Source data:
[START]

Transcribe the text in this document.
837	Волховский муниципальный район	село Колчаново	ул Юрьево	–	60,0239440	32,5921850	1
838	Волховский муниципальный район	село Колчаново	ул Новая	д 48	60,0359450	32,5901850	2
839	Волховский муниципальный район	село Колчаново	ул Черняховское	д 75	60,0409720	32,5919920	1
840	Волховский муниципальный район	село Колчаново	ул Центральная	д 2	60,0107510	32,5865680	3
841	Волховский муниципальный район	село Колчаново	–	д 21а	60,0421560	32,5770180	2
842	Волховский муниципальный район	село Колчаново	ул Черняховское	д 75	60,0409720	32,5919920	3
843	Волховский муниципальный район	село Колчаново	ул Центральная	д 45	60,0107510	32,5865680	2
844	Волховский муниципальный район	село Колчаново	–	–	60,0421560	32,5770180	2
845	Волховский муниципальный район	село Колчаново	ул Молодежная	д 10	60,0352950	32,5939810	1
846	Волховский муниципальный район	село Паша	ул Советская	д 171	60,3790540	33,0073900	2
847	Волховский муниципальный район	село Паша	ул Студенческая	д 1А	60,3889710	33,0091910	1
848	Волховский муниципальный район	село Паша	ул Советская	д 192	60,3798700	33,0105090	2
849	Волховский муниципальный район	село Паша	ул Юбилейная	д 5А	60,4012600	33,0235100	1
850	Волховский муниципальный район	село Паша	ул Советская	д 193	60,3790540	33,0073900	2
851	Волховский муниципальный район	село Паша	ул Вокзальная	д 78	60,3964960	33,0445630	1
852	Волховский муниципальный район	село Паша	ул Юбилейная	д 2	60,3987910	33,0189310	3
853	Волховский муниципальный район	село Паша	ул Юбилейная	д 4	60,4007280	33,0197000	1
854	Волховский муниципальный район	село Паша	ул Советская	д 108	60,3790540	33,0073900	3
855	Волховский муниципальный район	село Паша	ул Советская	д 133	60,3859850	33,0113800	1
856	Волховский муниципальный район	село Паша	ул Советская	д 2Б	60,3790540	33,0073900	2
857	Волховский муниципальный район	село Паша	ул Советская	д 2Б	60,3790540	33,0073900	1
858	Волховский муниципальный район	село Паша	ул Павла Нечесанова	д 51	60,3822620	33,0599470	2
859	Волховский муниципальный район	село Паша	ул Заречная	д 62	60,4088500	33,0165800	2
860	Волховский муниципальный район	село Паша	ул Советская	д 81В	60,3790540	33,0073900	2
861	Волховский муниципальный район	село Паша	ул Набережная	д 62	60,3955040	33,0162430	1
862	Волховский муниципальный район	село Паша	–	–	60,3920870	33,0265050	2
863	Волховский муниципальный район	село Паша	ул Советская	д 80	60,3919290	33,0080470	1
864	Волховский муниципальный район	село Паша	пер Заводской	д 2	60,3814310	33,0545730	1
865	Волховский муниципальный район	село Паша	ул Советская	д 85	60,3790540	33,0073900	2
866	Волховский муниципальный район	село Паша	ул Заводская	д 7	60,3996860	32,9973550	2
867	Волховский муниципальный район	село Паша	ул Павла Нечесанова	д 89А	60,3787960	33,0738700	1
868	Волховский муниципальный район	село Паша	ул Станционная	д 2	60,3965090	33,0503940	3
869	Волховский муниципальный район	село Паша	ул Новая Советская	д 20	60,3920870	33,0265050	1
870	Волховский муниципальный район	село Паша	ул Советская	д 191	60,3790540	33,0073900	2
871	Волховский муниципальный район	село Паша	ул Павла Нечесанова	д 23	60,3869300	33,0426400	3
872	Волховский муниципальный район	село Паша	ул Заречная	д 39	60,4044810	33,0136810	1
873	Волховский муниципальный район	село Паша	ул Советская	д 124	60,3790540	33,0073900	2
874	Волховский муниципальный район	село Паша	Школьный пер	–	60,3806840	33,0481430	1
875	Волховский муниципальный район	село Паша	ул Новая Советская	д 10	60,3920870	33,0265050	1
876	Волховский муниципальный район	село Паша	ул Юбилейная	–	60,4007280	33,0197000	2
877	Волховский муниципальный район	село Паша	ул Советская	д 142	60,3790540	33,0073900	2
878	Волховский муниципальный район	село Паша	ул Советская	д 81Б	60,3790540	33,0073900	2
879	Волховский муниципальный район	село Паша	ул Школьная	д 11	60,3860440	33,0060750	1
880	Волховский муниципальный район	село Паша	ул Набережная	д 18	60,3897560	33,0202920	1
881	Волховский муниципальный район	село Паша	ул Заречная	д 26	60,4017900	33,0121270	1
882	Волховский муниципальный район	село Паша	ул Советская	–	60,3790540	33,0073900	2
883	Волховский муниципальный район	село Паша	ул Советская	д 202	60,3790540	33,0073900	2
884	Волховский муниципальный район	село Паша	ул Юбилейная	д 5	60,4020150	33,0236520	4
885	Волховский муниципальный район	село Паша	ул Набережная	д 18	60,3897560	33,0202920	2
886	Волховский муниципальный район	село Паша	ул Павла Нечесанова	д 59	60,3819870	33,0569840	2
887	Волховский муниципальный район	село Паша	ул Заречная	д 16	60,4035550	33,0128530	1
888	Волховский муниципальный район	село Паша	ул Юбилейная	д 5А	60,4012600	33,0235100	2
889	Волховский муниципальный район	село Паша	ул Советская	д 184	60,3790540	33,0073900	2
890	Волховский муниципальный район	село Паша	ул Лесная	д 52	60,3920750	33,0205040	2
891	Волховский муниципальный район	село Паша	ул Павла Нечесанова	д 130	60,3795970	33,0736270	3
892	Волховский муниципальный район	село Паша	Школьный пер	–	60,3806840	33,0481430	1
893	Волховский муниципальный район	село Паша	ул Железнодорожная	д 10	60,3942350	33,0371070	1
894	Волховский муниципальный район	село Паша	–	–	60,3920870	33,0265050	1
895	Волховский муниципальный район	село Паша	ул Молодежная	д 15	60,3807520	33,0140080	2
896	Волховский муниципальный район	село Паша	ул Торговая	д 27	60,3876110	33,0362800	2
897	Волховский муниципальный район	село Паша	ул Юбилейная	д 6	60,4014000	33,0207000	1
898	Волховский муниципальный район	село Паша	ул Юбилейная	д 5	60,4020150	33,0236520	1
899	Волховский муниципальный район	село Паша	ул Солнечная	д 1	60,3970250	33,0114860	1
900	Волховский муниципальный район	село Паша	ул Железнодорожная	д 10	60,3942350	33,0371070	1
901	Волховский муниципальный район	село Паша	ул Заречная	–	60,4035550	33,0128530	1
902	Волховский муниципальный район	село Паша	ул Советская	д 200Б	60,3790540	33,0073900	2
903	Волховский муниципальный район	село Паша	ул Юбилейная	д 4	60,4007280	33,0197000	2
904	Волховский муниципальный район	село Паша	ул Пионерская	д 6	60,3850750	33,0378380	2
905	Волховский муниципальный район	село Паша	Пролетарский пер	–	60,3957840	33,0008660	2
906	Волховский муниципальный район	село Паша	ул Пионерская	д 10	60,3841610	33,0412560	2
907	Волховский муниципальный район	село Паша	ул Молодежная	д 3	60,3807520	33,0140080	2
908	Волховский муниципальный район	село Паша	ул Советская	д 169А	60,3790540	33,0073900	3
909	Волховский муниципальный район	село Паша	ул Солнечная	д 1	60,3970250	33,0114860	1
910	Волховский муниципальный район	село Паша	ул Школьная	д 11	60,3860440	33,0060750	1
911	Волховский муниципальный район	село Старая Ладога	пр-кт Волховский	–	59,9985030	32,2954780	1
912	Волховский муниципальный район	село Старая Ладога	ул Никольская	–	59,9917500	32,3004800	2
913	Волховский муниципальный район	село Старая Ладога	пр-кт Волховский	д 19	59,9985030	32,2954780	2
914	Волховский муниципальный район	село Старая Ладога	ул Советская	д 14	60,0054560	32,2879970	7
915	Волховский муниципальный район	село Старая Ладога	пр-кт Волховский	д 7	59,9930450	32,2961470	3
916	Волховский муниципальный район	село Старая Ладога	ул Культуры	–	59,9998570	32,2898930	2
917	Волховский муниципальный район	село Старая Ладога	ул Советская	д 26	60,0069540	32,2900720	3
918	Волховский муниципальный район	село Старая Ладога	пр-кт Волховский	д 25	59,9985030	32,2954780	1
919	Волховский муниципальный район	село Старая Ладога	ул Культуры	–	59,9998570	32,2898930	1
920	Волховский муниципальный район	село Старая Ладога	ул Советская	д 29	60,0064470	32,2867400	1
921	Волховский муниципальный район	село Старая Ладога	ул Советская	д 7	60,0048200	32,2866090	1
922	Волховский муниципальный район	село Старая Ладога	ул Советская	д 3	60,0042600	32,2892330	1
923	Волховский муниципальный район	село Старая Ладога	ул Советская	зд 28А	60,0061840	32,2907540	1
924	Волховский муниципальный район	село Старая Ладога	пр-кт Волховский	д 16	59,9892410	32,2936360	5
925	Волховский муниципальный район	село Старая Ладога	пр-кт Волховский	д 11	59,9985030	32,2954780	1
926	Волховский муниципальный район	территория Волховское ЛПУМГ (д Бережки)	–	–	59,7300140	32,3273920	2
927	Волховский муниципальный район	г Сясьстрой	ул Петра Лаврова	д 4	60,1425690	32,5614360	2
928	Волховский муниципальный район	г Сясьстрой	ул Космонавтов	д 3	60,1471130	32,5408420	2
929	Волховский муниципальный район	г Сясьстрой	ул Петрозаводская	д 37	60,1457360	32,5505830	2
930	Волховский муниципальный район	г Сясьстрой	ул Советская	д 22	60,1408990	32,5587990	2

[END]

State the count of lines in the data holding the word "Культуры", adding nothing to it.

→ **Output of the task**:
2